Supplied data Block Start

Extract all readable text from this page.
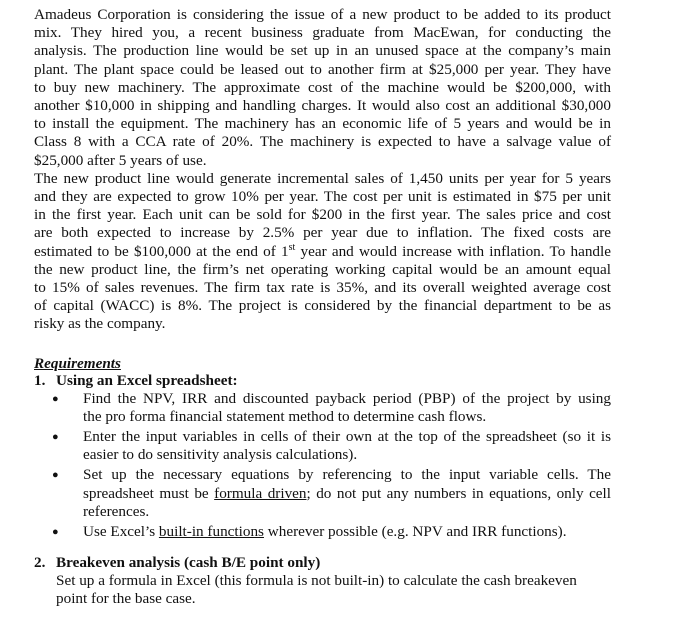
Amadeus Corporation is considering the issue of a new product to be added to its product
mix. They hired you, a recent business graduate from MacEwan, for conducting the
analysis. The production line would be set up in an unused space at the company’s main
plant. The plant space could be leased out to another firm at $25,000 per year. They have
to buy new machinery. The approximate cost of the machine would be $200,000, with
another $10,000 in shipping and handling charges. It would also cost an additional $30,000
to install the equipment. The machinery has an economic life of 5 years and would be in
Class 8 with a CCA rate of 20%. The machinery is expected to have a salvage value of
$25,000 after 5 years of use.
The new product line would generate incremental sales of 1,450 units per year for 5 years
and they are expected to grow 10% per year. The cost per unit is estimated in $75 per unit
in the first year. Each unit can be sold for $200 in the first year. The sales price and cost
are both expected to increase by 2.5% per year due to inflation. The fixed costs are
estimated to be $100,000 at the end of 1st year and would increase with inflation. To handle
the new product line, the firm’s net operating working capital would be an amount equal
to 15% of sales revenues. The firm tax rate is 35%, and its overall weighted average cost
of capital (WACC) is 8%. The project is considered by the financial department to be as
risky as the company.
Requirements
1. Using an Excel spreadsheet:
●	Find the NPV, IRR and discounted payback period (PBP) of the project by using
the pro forma financial statement method to determine cash flows.
●	Enter the input variables in cells of their own at the top of the spreadsheet (so it is
easier to do sensitivity analysis calculations).
●	Set up the necessary equations by referencing to the input variable cells. The
spreadsheet must be formula driven; do not put any numbers in equations, only cell
references.
●	Use Excel’s built-in functions wherever possible (e.g. NPV and IRR functions).
2. Breakeven analysis (cash B/E point only)
Set up a formula in Excel (this formula is not built-in) to calculate the cash breakeven
point for the base case.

Supplied data Block End

__Description of the task__:
Output all the material verbatim, skipping every image.

__Result of this task__:
Extract all readable text from this page.
Amadeus Corporation is considering the issue of a new product to be added to its product
mix. They hired you, a recent business graduate from MacEwan, for conducting the
analysis. The production line would be set up in an unused space at the company’s main
plant. The plant space could be leased out to another firm at $25,000 per year. They have
to buy new machinery. The approximate cost of the machine would be $200,000, with
another $10,000 in shipping and handling charges. It would also cost an additional $30,000
to install the equipment. The machinery has an economic life of 5 years and would be in
Class 8 with a CCA rate of 20%. The machinery is expected to have a salvage value of
$25,000 after 5 years of use.
The new product line would generate incremental sales of 1,450 units per year for 5 years
and they are expected to grow 10% per year. The cost per unit is estimated in $75 per unit
in the first year. Each unit can be sold for $200 in the first year. The sales price and cost
are both expected to increase by 2.5% per year due to inflation. The fixed costs are
estimated to be $100,000 at the end of 1st year and would increase with inflation. To handle
the new product line, the firm’s net operating working capital would be an amount equal
to 15% of sales revenues. The firm tax rate is 35%, and its overall weighted average cost
of capital (WACC) is 8%. The project is considered by the financial department to be as
risky as the company.
Requirements
1. Using an Excel spreadsheet:
●	Find the NPV, IRR and discounted payback period (PBP) of the project by using
the pro forma financial statement method to determine cash flows.
●	Enter the input variables in cells of their own at the top of the spreadsheet (so it is
easier to do sensitivity analysis calculations).
●	Set up the necessary equations by referencing to the input variable cells. The
spreadsheet must be formula driven; do not put any numbers in equations, only cell
references.
●	Use Excel’s built-in functions wherever possible (e.g. NPV and IRR functions).
2. Breakeven analysis (cash B/E point only)
Set up a formula in Excel (this formula is not built-in) to calculate the cash breakeven
point for the base case.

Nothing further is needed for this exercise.